→ **Short problem**:
Leave out every picture, then transcribe the rest of the listing exactly.
::: Supplied data :::
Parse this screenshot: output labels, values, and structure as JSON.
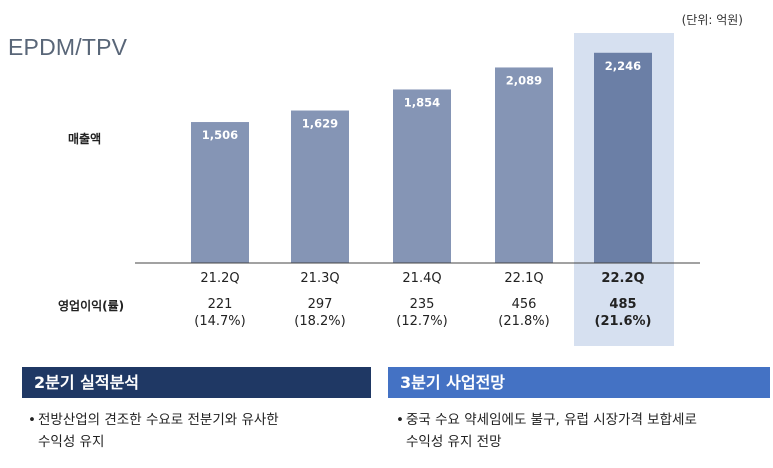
{
  "unit_label": "(단위: 억원)",
  "page_title": "EPDM/TPV",
  "row_labels": {
    "sales": "매출액",
    "op": "영업이익(률)"
  },
  "colors": {
    "bar": "#8595b5",
    "bar_highlight": "#6b7fa6",
    "highlight_bg": "#d6e0f0",
    "left_head": "#1f3864",
    "right_head": "#4472c4"
  },
  "chart_data": {
    "type": "bar",
    "categories": [
      "21.2Q",
      "21.3Q",
      "21.4Q",
      "22.1Q",
      "22.2Q"
    ],
    "values": [
      1506,
      1629,
      1854,
      2089,
      2246
    ],
    "value_labels": [
      "1,506",
      "1,629",
      "1,854",
      "2,089",
      "2,246"
    ],
    "highlight_index": 4,
    "operating_profit": [
      "221",
      "297",
      "235",
      "456",
      "485"
    ],
    "operating_margin": [
      "(14.7%)",
      "(18.2%)",
      "(12.7%)",
      "(21.8%)",
      "(21.6%)"
    ]
  },
  "sections": {
    "left": {
      "heading": "2분기 실적분석",
      "bullet": "•",
      "lines": [
        "전방산업의 견조한 수요로 전분기와 유사한",
        "수익성 유지"
      ]
    },
    "right": {
      "heading": "3분기 사업전망",
      "bullet": "•",
      "lines": [
        "중국 수요 약세임에도 불구, 유럽 시장가격 보합세로",
        "수익성 유지 전망"
      ]
    }
  }
}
:::
→ **Final answer**:
Parse this screenshot: output labels, values, and structure as JSON.
{
  "unit_label": "(단위: 억원)",
  "page_title": "EPDM/TPV",
  "row_labels": {
    "sales": "매출액",
    "op": "영업이익(률)"
  },
  "colors": {
    "bar": "#8595b5",
    "bar_highlight": "#6b7fa6",
    "highlight_bg": "#d6e0f0",
    "left_head": "#1f3864",
    "right_head": "#4472c4"
  },
  "chart_data": {
    "type": "bar",
    "categories": [
      "21.2Q",
      "21.3Q",
      "21.4Q",
      "22.1Q",
      "22.2Q"
    ],
    "values": [
      1506,
      1629,
      1854,
      2089,
      2246
    ],
    "value_labels": [
      "1,506",
      "1,629",
      "1,854",
      "2,089",
      "2,246"
    ],
    "highlight_index": 4,
    "operating_profit": [
      "221",
      "297",
      "235",
      "456",
      "485"
    ],
    "operating_margin": [
      "(14.7%)",
      "(18.2%)",
      "(12.7%)",
      "(21.8%)",
      "(21.6%)"
    ]
  },
  "sections": {
    "left": {
      "heading": "2분기 실적분석",
      "bullet": "•",
      "lines": [
        "전방산업의 견조한 수요로 전분기와 유사한",
        "수익성 유지"
      ]
    },
    "right": {
      "heading": "3분기 사업전망",
      "bullet": "•",
      "lines": [
        "중국 수요 약세임에도 불구, 유럽 시장가격 보합세로",
        "수익성 유지 전망"
      ]
    }
  }
}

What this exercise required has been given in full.